> **What the exercise asks**: Reply with one number only: the count of lines below that contain the word "plus".

> **Material supplied**:

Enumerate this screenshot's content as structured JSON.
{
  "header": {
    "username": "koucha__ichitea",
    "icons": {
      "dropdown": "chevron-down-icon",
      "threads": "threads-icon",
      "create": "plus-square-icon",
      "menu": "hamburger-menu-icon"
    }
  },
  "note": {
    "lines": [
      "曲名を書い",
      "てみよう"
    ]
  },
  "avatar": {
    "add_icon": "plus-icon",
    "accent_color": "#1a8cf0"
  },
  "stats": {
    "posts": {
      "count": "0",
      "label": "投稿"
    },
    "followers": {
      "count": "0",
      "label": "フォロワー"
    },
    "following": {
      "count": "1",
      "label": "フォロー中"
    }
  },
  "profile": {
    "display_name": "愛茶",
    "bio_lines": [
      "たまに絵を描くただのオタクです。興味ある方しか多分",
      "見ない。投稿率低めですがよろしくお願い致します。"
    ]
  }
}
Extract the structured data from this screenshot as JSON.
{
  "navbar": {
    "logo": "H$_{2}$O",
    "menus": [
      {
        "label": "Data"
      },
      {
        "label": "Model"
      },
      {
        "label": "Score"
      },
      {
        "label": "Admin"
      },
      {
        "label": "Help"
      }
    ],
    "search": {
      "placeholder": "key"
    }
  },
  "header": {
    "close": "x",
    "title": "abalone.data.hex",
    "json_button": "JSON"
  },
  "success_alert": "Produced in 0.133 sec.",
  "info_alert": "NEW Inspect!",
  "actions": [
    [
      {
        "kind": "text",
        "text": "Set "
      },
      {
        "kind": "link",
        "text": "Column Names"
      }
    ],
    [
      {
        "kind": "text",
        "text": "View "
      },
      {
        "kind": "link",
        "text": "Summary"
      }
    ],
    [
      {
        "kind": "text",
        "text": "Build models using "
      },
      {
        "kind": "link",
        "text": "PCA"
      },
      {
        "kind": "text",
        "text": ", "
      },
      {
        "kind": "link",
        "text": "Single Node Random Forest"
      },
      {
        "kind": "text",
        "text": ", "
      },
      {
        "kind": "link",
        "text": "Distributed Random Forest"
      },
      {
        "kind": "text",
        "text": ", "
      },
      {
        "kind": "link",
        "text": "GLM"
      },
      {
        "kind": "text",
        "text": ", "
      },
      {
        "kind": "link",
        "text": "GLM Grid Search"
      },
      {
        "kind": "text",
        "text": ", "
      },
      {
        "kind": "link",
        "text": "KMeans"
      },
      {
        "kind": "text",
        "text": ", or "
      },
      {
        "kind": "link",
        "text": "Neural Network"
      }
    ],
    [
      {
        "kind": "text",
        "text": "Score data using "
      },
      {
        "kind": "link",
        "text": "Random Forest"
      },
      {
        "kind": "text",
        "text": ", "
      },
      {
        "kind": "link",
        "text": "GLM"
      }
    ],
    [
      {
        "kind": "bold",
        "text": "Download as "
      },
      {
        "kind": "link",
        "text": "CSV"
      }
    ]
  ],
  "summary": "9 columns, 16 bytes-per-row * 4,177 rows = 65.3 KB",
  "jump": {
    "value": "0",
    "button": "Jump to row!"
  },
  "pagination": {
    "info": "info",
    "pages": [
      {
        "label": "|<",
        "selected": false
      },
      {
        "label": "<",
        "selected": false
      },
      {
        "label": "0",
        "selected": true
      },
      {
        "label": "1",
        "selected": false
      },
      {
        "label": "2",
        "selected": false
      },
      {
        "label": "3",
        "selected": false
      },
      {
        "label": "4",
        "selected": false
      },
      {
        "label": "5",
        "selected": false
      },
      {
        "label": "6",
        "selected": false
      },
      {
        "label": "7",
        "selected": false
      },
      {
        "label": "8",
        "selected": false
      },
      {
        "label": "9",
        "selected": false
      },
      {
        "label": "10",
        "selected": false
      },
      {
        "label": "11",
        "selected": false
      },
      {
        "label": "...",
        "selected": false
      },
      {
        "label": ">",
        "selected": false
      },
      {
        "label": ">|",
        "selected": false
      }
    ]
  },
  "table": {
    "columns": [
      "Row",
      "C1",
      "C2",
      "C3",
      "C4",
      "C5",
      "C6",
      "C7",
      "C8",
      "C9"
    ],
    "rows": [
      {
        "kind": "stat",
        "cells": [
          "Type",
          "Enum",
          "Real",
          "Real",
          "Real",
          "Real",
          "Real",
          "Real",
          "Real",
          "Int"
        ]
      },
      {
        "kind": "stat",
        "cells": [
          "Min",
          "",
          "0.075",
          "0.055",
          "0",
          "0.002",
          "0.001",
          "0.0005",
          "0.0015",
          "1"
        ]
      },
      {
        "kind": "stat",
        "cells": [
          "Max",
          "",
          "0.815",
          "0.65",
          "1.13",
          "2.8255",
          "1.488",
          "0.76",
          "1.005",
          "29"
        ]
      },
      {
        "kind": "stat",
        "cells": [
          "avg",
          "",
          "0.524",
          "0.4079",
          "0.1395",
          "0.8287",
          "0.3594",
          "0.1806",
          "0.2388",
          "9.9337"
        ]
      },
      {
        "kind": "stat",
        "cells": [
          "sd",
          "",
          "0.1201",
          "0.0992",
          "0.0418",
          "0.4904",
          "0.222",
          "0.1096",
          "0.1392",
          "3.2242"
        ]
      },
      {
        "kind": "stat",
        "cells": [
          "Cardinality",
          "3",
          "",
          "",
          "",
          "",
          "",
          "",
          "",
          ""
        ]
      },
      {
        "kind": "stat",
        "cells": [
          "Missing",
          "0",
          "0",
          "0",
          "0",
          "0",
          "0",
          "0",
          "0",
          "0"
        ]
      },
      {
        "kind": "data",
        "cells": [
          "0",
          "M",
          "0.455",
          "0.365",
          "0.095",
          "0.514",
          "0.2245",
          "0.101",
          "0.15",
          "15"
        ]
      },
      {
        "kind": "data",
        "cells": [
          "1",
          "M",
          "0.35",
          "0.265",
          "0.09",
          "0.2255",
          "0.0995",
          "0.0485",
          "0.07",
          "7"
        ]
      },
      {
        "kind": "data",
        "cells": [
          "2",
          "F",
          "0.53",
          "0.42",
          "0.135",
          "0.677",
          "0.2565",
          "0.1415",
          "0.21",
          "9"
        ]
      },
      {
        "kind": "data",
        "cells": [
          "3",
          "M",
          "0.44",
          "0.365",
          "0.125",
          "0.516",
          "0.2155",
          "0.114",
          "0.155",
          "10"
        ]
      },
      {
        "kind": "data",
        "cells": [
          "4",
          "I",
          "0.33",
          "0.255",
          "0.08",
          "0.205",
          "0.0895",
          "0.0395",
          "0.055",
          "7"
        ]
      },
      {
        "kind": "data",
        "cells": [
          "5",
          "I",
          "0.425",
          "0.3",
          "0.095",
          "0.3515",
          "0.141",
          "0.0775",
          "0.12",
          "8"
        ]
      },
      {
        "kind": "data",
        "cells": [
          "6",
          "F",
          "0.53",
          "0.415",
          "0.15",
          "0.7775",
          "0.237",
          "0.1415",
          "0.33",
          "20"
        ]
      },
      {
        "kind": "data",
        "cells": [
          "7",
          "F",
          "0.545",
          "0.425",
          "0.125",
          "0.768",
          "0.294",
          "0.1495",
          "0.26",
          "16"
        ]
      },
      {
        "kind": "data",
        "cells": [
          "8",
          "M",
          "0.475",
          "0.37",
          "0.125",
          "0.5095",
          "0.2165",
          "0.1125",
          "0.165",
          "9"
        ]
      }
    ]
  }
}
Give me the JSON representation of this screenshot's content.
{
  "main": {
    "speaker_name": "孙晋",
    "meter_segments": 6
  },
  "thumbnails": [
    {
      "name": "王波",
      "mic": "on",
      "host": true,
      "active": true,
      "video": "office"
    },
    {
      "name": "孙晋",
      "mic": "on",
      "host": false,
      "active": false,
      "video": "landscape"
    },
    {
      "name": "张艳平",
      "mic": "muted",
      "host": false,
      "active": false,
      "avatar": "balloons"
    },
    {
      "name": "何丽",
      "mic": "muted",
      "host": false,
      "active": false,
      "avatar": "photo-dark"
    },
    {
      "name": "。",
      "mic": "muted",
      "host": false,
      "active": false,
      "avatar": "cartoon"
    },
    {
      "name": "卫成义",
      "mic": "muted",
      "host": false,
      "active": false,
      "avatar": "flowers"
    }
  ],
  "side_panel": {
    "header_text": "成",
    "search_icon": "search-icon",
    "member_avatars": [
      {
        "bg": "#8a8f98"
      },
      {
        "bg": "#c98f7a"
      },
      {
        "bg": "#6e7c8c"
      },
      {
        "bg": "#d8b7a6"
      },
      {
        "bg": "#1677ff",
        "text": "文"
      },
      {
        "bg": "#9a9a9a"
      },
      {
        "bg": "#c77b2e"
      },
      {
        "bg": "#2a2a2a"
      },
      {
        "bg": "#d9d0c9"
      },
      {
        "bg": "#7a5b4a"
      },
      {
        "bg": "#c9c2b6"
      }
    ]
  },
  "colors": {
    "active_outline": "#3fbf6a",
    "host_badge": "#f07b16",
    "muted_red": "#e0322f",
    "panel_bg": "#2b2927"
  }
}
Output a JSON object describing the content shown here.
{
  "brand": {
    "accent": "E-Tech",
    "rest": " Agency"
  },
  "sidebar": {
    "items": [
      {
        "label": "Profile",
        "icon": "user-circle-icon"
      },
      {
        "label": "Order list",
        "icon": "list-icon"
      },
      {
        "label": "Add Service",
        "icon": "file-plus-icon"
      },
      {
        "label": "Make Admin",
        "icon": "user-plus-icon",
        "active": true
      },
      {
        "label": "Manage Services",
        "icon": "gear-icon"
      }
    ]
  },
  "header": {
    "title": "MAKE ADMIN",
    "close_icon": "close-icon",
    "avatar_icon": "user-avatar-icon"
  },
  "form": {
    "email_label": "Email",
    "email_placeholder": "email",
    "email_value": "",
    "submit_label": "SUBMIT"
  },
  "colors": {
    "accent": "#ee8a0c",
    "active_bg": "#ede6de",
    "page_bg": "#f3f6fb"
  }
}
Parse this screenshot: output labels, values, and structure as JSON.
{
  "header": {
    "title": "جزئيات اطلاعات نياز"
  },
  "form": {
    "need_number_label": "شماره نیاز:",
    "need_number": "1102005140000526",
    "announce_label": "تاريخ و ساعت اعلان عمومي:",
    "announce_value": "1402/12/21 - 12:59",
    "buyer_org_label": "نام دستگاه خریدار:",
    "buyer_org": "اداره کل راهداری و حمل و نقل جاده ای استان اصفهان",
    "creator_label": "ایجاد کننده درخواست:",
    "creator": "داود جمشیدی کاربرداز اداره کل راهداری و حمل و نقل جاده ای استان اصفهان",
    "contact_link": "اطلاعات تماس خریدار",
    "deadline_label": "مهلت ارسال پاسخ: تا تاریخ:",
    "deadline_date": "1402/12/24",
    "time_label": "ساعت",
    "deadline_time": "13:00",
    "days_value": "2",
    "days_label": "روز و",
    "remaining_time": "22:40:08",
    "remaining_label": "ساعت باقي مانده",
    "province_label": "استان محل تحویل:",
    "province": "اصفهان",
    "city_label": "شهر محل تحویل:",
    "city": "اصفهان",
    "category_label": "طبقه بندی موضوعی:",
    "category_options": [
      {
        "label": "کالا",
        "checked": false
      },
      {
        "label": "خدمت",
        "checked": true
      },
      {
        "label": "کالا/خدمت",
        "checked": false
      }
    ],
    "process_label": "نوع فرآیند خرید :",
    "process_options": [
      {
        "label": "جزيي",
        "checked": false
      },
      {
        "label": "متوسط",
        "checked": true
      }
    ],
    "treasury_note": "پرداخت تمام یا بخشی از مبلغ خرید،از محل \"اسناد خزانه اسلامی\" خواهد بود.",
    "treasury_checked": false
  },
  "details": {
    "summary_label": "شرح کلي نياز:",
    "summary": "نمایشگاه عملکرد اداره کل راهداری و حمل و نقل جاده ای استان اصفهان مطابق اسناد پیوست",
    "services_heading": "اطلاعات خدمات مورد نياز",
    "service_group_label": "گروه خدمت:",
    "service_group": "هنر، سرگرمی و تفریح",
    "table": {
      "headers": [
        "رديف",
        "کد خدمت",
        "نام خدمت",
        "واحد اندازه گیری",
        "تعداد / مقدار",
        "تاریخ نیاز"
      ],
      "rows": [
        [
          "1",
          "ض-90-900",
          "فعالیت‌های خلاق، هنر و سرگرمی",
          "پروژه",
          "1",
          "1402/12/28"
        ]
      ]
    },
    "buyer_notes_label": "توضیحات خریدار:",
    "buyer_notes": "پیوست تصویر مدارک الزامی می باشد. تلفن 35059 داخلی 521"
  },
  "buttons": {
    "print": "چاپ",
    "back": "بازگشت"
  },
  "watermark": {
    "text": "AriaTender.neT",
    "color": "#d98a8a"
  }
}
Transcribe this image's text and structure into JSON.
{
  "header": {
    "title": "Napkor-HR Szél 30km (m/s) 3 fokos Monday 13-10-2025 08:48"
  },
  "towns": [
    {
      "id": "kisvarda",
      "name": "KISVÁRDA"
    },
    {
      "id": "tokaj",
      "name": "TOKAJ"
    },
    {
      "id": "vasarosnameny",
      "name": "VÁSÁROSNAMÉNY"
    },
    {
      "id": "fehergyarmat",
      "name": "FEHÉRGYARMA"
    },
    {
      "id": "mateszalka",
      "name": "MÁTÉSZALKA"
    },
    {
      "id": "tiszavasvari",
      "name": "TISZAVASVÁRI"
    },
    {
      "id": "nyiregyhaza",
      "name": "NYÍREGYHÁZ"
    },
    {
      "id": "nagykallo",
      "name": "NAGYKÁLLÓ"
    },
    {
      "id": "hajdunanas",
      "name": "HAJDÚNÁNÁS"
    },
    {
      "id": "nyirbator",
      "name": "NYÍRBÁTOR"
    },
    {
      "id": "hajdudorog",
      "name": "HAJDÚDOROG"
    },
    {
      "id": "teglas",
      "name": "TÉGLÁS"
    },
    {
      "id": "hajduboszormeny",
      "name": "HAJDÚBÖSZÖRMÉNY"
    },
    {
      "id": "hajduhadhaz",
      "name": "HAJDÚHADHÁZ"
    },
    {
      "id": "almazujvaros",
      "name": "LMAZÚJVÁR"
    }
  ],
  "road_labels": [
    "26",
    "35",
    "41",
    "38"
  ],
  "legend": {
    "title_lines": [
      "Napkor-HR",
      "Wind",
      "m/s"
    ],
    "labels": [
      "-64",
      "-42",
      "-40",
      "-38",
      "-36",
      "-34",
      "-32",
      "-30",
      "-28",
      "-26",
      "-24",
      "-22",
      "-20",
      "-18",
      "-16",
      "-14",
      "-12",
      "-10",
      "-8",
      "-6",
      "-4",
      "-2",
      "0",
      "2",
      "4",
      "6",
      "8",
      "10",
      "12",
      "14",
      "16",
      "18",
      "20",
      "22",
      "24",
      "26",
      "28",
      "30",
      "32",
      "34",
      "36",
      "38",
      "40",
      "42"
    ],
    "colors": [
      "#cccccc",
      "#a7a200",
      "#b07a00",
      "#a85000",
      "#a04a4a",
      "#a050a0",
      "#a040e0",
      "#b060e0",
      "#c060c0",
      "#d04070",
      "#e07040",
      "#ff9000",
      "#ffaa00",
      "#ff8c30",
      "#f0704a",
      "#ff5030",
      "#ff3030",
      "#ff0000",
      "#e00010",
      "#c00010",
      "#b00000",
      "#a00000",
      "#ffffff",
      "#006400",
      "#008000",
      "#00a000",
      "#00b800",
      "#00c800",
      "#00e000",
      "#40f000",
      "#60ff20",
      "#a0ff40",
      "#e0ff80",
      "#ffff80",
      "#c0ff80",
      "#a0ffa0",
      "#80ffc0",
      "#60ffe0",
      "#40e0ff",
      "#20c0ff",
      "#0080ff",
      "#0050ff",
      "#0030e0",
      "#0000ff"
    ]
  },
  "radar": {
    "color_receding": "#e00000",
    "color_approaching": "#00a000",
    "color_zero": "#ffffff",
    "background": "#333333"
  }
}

> **Answer in full**: 4